== YOUR GOAL ==
Provide nothing but the number of lines containing the string "Help".
--- start of DATA FOR THIS EXERCISE ---
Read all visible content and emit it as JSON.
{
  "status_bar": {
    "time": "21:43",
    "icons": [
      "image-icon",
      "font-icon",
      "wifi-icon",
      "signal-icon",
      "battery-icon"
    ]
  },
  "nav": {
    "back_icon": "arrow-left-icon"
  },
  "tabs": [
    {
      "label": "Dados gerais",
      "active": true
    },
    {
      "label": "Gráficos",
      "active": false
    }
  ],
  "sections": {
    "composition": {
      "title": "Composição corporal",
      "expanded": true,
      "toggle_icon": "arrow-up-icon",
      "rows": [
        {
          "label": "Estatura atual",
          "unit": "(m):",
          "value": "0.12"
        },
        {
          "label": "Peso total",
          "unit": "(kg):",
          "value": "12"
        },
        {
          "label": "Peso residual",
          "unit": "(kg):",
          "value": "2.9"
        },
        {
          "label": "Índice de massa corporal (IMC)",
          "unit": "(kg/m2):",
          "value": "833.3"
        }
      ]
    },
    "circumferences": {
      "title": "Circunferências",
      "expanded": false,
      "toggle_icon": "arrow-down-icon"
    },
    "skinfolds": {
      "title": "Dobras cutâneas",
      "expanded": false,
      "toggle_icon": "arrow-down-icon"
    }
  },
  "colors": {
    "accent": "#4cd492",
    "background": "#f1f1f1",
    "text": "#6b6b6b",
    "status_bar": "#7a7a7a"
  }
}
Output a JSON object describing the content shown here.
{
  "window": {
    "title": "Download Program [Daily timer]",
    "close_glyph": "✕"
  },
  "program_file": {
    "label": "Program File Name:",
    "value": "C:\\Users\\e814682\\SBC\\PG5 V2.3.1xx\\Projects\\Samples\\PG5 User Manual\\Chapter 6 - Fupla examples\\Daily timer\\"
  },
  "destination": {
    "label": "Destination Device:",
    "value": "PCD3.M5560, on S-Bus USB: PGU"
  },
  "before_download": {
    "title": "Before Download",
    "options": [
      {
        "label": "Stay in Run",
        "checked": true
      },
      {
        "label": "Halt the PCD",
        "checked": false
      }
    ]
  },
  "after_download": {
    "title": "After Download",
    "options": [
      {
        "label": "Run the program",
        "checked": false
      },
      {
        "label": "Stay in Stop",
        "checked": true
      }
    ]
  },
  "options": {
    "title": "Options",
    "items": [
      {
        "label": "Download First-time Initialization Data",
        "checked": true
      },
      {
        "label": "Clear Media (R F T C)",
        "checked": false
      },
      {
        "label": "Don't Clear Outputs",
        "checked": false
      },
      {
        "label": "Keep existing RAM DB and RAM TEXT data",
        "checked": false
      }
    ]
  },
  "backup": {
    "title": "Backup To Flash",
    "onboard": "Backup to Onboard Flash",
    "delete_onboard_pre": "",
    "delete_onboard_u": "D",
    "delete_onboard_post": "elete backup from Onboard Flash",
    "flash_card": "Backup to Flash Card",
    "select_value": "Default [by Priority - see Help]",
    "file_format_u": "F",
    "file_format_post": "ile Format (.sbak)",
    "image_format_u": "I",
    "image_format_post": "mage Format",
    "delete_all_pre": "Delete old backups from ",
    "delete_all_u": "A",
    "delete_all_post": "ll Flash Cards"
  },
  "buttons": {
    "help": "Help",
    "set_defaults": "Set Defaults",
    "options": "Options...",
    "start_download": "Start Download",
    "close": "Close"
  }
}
--- end of DATA FOR THIS EXERCISE ---
== EXERCISE ANSWER ==
2